● **Instruction**
Give the listing again character for character, but drop the images.

** Start of Dataset content **

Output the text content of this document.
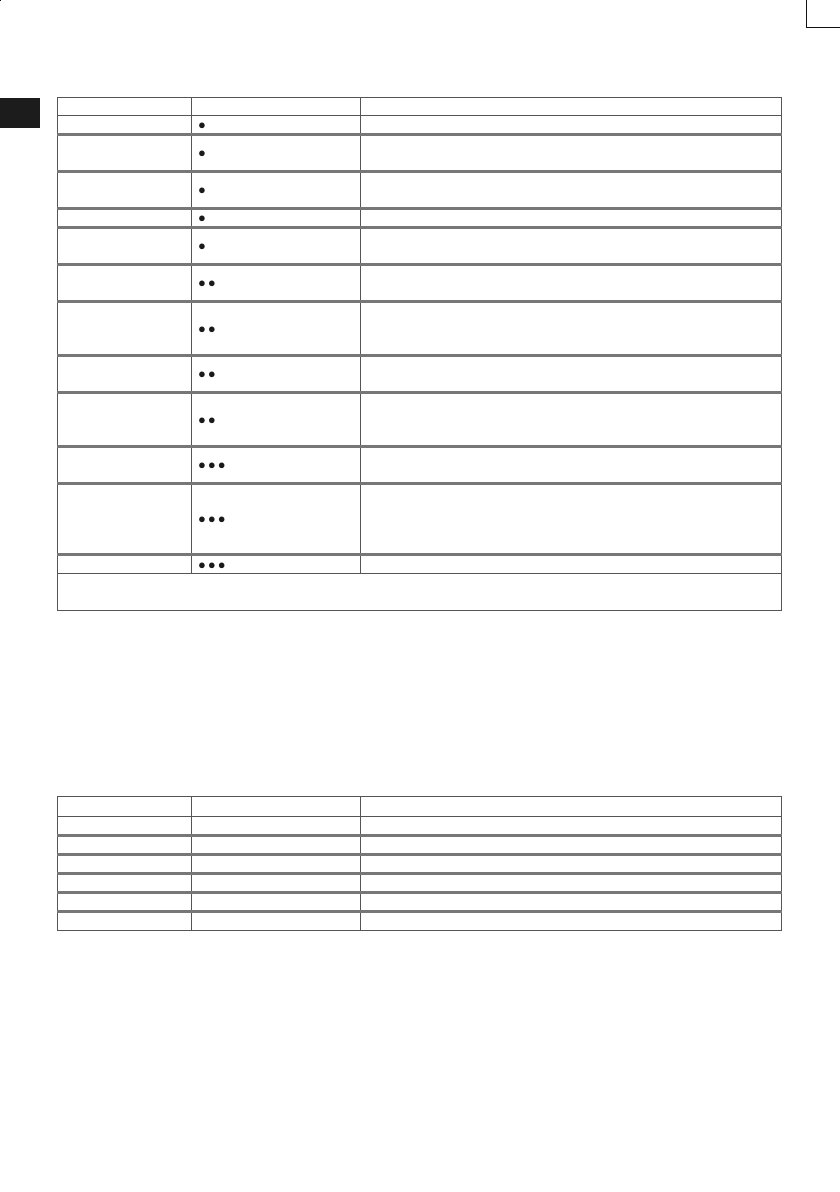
	●	
	●	
	●	
	●	
	●	
	●●	
	●●	
	●●	
	●●	
	●●●	
	●●●	
	●●●	
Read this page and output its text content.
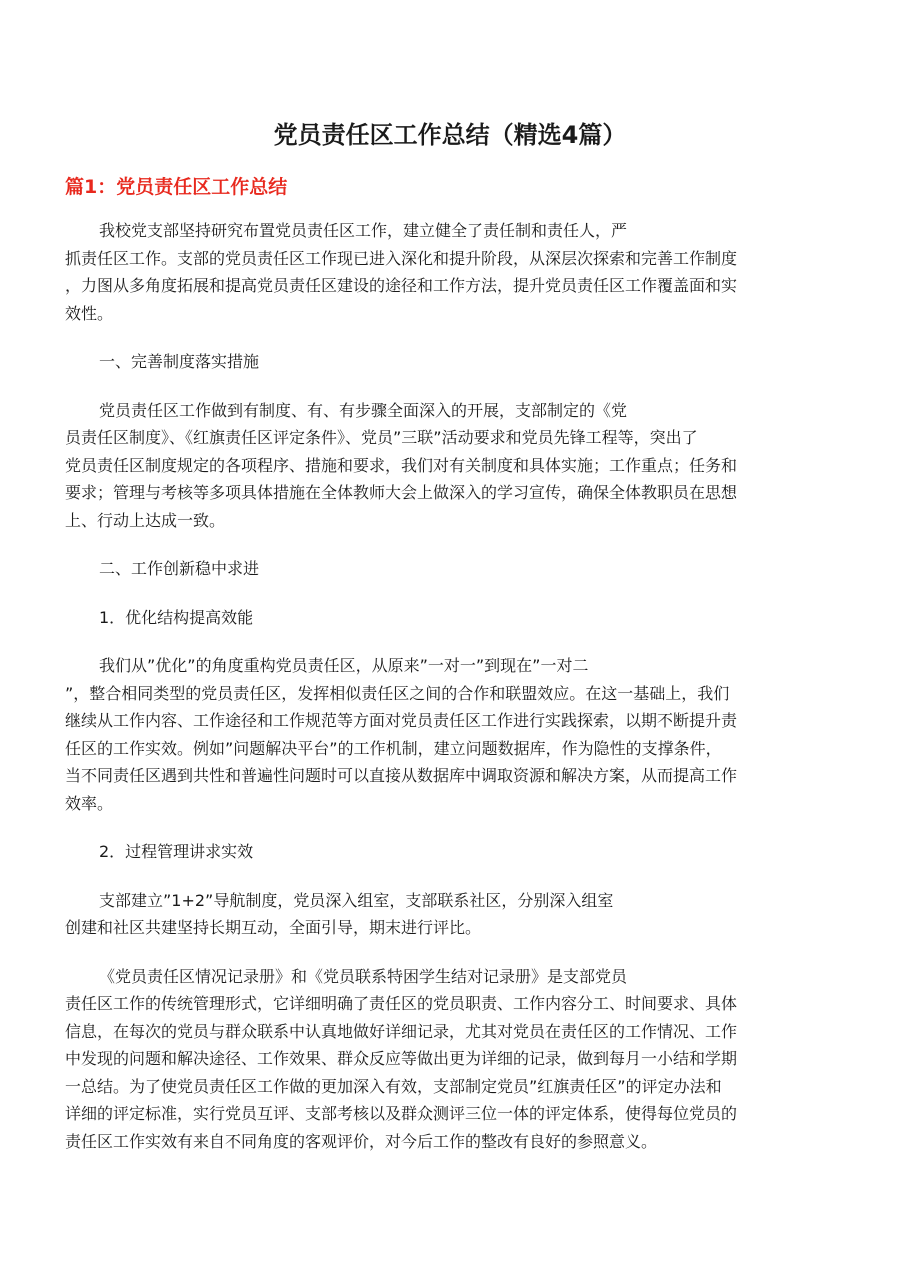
党员责任区工作总结（精选4篇）
篇1：党员责任区工作总结

我校党支部坚持研究布置党员责任区工作，建立健全了责任制和责任人，严
抓责任区工作。支部的党员责任区工作现已进入深化和提升阶段，从深层次探索和完善工作制度
，力图从多角度拓展和提高党员责任区建设的途径和工作方法，提升党员责任区工作覆盖面和实
效性。

一、完善制度落实措施

党员责任区工作做到有制度、有、有步骤全面深入的开展，支部制定的《党
员责任区制度》、《红旗责任区评定条件》、党员”三联”活动要求和党员先锋工程等，突出了
党员责任区制度规定的各项程序、措施和要求，我们对有关制度和具体实施；工作重点；任务和
要求；管理与考核等多项具体措施在全体教师大会上做深入的学习宣传，确保全体教职员在思想
上、行动上达成一致。

二、工作创新稳中求进

1．优化结构提高效能

我们从”优化”的角度重构党员责任区，从原来”一对一”到现在”一对二
”，整合相同类型的党员责任区，发挥相似责任区之间的合作和联盟效应。在这一基础上，我们
继续从工作内容、工作途径和工作规范等方面对党员责任区工作进行实践探索，以期不断提升责
任区的工作实效。例如”问题解决平台”的工作机制，建立问题数据库，作为隐性的支撑条件，
当不同责任区遇到共性和普遍性问题时可以直接从数据库中调取资源和解决方案，从而提高工作
效率。

2．过程管理讲求实效

支部建立”1+2”导航制度，党员深入组室，支部联系社区，分别深入组室
创建和社区共建坚持长期互动，全面引导，期末进行评比。

《党员责任区情况记录册》和《党员联系特困学生结对记录册》是支部党员
责任区工作的传统管理形式，它详细明确了责任区的党员职责、工作内容分工、时间要求、具体
信息，在每次的党员与群众联系中认真地做好详细记录，尤其对党员在责任区的工作情况、工作
中发现的问题和解决途径、工作效果、群众反应等做出更为详细的记录，做到每月一小结和学期
一总结。为了使党员责任区工作做的更加深入有效，支部制定党员”红旗责任区”的评定办法和
详细的评定标准，实行党员互评、支部考核以及群众测评三位一体的评定体系，使得每位党员的
责任区工作实效有来自不同角度的客观评价，对今后工作的整改有良好的参照意义。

** End of Dataset content **

● **Solution to this task**
Output the text content of this document.
	●	
	●	
	●	
	●	
	●	
	●●	
	●●	
	●●	
	●●	
	●●●	
	●●●	
	●●●	
Read this page and output its text content.
党员责任区工作总结（精选4篇）
篇1：党员责任区工作总结

我校党支部坚持研究布置党员责任区工作，建立健全了责任制和责任人，严
抓责任区工作。支部的党员责任区工作现已进入深化和提升阶段，从深层次探索和完善工作制度
，力图从多角度拓展和提高党员责任区建设的途径和工作方法，提升党员责任区工作覆盖面和实
效性。

一、完善制度落实措施

党员责任区工作做到有制度、有、有步骤全面深入的开展，支部制定的《党
员责任区制度》、《红旗责任区评定条件》、党员”三联”活动要求和党员先锋工程等，突出了
党员责任区制度规定的各项程序、措施和要求，我们对有关制度和具体实施；工作重点；任务和
要求；管理与考核等多项具体措施在全体教师大会上做深入的学习宣传，确保全体教职员在思想
上、行动上达成一致。

二、工作创新稳中求进

1．优化结构提高效能

我们从”优化”的角度重构党员责任区，从原来”一对一”到现在”一对二
”，整合相同类型的党员责任区，发挥相似责任区之间的合作和联盟效应。在这一基础上，我们
继续从工作内容、工作途径和工作规范等方面对党员责任区工作进行实践探索，以期不断提升责
任区的工作实效。例如”问题解决平台”的工作机制，建立问题数据库，作为隐性的支撑条件，
当不同责任区遇到共性和普遍性问题时可以直接从数据库中调取资源和解决方案，从而提高工作
效率。

2．过程管理讲求实效

支部建立”1+2”导航制度，党员深入组室，支部联系社区，分别深入组室
创建和社区共建坚持长期互动，全面引导，期末进行评比。

《党员责任区情况记录册》和《党员联系特困学生结对记录册》是支部党员
责任区工作的传统管理形式，它详细明确了责任区的党员职责、工作内容分工、时间要求、具体
信息，在每次的党员与群众联系中认真地做好详细记录，尤其对党员在责任区的工作情况、工作
中发现的问题和解决途径、工作效果、群众反应等做出更为详细的记录，做到每月一小结和学期
一总结。为了使党员责任区工作做的更加深入有效，支部制定党员”红旗责任区”的评定办法和
详细的评定标准，实行党员互评、支部考核以及群众测评三位一体的评定体系，使得每位党员的
责任区工作实效有来自不同角度的客观评价，对今后工作的整改有良好的参照意义。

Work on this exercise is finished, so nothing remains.